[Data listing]
────────────────────────────────────────
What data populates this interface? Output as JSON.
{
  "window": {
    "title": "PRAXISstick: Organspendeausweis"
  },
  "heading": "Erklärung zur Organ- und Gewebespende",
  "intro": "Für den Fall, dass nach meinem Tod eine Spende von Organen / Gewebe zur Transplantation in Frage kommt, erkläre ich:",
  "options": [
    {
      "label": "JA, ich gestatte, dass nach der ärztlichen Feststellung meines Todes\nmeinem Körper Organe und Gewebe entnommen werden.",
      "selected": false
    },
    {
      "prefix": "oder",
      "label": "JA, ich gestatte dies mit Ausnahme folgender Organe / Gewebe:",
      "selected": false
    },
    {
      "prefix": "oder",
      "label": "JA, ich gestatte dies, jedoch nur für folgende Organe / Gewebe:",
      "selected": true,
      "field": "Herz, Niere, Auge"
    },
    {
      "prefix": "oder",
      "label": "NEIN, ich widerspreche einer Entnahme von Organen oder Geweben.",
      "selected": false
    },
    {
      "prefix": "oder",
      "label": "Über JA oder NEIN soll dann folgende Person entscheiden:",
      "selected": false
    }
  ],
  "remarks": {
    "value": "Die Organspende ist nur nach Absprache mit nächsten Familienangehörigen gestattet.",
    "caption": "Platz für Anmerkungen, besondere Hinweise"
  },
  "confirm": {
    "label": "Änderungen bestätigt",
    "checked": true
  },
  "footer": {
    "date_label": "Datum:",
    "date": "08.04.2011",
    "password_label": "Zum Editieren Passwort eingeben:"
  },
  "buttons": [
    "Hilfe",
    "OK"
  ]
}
────────────────────────────────────────
» **What needs to be done**
Take the material above and return all of it exactly.

» **Response to the exercise**
What data populates this interface? Output as JSON.
{
  "window": {
    "title": "PRAXISstick: Organspendeausweis"
  },
  "heading": "Erklärung zur Organ- und Gewebespende",
  "intro": "Für den Fall, dass nach meinem Tod eine Spende von Organen / Gewebe zur Transplantation in Frage kommt, erkläre ich:",
  "options": [
    {
      "label": "JA, ich gestatte, dass nach der ärztlichen Feststellung meines Todes\nmeinem Körper Organe und Gewebe entnommen werden.",
      "selected": false
    },
    {
      "prefix": "oder",
      "label": "JA, ich gestatte dies mit Ausnahme folgender Organe / Gewebe:",
      "selected": false
    },
    {
      "prefix": "oder",
      "label": "JA, ich gestatte dies, jedoch nur für folgende Organe / Gewebe:",
      "selected": true,
      "field": "Herz, Niere, Auge"
    },
    {
      "prefix": "oder",
      "label": "NEIN, ich widerspreche einer Entnahme von Organen oder Geweben.",
      "selected": false
    },
    {
      "prefix": "oder",
      "label": "Über JA oder NEIN soll dann folgende Person entscheiden:",
      "selected": false
    }
  ],
  "remarks": {
    "value": "Die Organspende ist nur nach Absprache mit nächsten Familienangehörigen gestattet.",
    "caption": "Platz für Anmerkungen, besondere Hinweise"
  },
  "confirm": {
    "label": "Änderungen bestätigt",
    "checked": true
  },
  "footer": {
    "date_label": "Datum:",
    "date": "08.04.2011",
    "password_label": "Zum Editieren Passwort eingeben:"
  },
  "buttons": [
    "Hilfe",
    "OK"
  ]
}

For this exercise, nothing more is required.